» Data shown
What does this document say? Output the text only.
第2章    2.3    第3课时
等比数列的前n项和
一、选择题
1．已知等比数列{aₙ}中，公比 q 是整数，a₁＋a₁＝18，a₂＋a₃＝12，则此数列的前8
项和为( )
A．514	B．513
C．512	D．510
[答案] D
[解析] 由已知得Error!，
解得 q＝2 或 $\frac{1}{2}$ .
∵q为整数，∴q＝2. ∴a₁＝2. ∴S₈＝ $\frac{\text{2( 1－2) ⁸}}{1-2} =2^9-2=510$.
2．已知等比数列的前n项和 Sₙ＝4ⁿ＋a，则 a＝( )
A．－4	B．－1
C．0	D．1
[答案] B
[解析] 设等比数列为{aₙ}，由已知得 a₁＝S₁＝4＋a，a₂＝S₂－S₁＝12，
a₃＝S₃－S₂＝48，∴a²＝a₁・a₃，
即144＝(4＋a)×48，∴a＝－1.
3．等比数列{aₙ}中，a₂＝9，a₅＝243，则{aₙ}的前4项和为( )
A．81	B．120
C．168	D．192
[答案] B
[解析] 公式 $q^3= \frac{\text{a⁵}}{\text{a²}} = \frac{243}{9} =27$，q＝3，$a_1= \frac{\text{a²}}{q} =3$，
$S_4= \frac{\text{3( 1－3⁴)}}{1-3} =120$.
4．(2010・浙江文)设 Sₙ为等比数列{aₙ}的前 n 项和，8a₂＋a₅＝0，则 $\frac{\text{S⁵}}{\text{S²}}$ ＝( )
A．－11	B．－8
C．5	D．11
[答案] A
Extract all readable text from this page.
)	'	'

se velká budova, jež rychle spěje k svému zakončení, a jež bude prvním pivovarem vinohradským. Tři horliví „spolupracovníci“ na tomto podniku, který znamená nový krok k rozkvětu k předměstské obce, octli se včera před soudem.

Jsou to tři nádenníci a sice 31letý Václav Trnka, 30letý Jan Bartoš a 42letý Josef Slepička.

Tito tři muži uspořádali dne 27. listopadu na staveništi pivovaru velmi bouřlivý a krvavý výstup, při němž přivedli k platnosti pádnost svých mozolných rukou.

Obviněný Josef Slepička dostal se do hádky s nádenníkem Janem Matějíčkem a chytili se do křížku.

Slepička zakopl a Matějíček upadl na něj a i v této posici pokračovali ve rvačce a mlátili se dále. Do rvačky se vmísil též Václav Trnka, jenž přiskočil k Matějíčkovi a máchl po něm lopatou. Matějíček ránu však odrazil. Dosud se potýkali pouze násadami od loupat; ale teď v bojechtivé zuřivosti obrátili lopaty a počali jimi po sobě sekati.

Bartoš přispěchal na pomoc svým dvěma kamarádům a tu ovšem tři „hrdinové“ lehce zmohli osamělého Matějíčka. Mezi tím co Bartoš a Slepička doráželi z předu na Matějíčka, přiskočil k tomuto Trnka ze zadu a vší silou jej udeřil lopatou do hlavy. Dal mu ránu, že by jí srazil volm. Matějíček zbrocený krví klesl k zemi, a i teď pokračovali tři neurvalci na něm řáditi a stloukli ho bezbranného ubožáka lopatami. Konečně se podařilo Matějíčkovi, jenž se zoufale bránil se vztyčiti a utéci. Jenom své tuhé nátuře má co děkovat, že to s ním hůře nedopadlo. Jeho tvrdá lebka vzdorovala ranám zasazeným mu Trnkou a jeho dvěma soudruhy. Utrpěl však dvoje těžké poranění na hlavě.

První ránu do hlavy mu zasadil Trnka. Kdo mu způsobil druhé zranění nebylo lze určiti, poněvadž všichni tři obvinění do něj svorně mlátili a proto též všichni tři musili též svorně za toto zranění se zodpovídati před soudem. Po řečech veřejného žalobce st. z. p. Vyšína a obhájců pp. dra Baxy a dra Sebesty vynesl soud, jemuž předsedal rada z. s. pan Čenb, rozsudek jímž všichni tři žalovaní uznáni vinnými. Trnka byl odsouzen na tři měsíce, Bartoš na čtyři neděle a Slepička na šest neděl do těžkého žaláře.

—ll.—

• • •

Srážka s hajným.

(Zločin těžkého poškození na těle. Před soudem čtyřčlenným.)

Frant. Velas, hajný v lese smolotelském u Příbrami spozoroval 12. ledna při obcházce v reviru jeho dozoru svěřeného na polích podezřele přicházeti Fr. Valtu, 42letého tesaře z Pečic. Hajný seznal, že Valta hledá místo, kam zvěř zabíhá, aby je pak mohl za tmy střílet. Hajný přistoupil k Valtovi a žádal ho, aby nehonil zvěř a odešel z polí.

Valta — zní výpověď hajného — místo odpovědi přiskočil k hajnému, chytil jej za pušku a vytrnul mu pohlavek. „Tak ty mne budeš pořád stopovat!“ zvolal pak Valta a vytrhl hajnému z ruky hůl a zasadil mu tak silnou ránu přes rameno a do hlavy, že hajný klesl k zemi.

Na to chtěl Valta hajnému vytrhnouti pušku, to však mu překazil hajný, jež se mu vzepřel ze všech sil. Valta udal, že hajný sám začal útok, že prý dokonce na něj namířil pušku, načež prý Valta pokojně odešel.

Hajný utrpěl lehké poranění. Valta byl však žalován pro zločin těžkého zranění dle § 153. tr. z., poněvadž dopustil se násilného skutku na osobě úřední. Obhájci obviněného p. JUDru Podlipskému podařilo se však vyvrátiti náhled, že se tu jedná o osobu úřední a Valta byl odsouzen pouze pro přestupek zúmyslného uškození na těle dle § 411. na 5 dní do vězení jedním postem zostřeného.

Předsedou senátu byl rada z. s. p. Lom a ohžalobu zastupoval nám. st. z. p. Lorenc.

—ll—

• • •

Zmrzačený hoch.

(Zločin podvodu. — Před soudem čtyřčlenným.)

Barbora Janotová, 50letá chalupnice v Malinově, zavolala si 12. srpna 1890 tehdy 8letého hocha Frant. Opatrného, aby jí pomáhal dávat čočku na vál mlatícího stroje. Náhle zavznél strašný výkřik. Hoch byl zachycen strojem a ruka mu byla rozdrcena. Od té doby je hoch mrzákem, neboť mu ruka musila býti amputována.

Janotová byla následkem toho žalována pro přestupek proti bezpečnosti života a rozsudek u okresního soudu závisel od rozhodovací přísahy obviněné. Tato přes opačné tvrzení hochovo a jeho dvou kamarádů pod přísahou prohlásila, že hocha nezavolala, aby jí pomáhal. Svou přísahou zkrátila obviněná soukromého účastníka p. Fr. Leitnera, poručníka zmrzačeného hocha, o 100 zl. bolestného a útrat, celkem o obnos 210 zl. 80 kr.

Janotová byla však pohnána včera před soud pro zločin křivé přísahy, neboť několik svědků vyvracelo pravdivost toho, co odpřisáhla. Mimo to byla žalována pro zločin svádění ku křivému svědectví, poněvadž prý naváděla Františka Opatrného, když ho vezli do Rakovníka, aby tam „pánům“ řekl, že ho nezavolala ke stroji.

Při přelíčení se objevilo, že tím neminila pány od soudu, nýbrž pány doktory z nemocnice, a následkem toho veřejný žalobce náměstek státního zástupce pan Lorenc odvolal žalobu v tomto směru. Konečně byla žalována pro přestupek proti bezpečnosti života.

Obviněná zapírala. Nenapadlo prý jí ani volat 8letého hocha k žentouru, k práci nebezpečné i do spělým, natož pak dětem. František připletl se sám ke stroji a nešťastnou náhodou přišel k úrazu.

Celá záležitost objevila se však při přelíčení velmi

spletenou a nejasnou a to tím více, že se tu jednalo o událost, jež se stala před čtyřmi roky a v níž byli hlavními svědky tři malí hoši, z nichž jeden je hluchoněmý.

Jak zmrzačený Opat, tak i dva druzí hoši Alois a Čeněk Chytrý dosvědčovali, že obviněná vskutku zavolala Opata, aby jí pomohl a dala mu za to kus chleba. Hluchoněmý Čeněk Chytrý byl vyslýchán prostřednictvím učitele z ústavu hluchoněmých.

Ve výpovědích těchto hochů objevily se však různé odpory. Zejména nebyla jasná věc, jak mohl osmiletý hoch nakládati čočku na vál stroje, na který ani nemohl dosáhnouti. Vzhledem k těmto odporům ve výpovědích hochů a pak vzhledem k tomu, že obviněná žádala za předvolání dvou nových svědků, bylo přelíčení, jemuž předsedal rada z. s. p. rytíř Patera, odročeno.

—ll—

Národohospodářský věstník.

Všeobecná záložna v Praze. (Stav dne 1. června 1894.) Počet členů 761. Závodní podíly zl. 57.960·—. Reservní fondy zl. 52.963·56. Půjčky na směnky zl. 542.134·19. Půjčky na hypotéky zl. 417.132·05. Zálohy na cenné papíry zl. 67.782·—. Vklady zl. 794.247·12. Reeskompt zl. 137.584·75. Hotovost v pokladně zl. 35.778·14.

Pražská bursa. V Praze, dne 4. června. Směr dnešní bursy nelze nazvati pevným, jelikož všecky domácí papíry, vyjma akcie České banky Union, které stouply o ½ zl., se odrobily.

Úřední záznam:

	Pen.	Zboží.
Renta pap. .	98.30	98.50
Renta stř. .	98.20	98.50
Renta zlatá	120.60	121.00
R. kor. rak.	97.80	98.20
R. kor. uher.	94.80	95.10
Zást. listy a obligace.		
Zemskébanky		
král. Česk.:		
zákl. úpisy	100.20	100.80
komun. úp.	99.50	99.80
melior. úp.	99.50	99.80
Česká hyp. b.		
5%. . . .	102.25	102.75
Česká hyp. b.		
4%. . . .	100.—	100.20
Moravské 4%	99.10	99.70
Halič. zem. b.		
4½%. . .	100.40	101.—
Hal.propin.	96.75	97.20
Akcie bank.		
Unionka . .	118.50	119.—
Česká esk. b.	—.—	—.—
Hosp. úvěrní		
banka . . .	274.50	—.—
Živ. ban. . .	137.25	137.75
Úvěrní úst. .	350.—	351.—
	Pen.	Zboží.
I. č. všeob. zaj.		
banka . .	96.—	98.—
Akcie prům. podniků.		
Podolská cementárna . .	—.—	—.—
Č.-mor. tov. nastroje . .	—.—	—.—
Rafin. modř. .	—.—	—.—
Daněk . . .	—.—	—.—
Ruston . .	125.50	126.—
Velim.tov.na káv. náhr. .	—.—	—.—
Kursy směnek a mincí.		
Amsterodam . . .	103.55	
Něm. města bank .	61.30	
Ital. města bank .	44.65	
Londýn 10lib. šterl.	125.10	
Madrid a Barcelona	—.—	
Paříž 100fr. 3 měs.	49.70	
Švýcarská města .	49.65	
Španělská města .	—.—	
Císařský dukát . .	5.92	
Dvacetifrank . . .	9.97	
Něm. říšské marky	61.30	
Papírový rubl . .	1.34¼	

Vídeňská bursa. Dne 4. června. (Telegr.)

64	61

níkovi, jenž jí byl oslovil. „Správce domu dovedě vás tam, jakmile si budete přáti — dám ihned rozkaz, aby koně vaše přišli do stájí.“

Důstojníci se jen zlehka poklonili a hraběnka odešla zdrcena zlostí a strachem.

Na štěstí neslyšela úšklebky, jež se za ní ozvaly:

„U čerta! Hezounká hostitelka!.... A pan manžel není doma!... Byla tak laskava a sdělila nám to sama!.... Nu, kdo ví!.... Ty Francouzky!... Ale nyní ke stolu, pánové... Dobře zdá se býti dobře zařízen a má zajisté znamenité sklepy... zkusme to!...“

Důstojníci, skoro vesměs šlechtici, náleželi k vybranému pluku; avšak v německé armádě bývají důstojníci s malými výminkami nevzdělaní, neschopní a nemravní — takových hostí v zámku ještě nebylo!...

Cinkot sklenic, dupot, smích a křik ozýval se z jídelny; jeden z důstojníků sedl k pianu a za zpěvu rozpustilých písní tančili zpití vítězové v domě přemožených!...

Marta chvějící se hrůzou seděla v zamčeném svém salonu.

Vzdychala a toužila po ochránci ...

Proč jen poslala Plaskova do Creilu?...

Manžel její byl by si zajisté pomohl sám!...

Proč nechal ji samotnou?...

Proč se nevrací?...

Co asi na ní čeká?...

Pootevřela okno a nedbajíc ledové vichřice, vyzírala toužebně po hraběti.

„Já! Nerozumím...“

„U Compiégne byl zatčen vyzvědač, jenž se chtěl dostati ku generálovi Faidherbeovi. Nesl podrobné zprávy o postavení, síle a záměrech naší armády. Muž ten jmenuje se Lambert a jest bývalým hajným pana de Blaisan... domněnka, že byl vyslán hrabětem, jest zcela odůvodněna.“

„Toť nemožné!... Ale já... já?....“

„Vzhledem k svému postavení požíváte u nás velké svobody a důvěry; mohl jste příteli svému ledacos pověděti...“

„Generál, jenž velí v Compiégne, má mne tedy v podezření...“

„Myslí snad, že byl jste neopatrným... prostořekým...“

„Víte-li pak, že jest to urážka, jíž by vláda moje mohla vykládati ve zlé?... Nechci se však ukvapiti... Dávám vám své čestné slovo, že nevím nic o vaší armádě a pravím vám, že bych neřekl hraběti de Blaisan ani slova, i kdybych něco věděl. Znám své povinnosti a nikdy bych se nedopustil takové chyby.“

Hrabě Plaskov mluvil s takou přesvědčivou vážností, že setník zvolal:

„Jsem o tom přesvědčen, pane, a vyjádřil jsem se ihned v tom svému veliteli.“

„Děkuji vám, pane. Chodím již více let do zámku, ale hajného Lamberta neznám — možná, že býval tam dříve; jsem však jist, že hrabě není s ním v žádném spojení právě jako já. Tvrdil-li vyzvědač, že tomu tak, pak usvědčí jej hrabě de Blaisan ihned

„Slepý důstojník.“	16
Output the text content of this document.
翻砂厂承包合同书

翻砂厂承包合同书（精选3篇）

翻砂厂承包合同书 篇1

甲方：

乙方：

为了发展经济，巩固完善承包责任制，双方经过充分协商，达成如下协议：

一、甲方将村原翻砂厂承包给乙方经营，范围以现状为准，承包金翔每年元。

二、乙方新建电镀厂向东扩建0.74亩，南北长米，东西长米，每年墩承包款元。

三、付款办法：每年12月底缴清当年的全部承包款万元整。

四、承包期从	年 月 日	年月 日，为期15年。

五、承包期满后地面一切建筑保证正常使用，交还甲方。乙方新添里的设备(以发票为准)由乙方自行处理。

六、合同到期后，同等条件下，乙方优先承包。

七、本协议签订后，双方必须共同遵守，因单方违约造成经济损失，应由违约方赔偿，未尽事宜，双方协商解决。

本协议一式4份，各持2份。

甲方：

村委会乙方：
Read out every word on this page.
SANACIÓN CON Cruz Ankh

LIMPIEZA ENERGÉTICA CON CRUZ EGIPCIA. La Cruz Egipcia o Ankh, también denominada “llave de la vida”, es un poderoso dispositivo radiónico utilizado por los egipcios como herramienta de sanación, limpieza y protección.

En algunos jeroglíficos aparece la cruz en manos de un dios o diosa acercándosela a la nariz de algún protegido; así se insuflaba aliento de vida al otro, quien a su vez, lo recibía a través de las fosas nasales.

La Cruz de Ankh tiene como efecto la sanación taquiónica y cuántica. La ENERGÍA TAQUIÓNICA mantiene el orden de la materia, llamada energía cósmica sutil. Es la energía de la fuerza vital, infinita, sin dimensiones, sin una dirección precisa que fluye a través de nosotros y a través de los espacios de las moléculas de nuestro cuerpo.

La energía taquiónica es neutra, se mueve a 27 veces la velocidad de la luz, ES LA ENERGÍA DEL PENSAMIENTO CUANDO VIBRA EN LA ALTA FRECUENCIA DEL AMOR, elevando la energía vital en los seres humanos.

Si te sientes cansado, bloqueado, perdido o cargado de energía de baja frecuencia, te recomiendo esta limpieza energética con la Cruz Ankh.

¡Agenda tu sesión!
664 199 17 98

» What to produce
Gather every line from the listing above in which the word "papíry" appears.

» Complete output
Všeobecná záložna v Praze. (Stav dne 1. června 1894.) Počet členů 761. Závodní podíly zl. 57.960·—. Reservní fondy zl. 52.963·56. Půjčky na směnky zl. 542.134·19. Půjčky na hypotéky zl. 417.132·05. Zálohy na cenné papíry zl. 67.782·—. Vklady zl. 794.247·12. Reeskompt zl. 137.584·75. Hotovost v pokladně zl. 35.778·14.
Pražská bursa. V Praze, dne 4. června. Směr dnešní bursy nelze nazvati pevným, jelikož všecky domácí papíry, vyjma akcie České banky Union, které stouply o ½ zl., se odrobily.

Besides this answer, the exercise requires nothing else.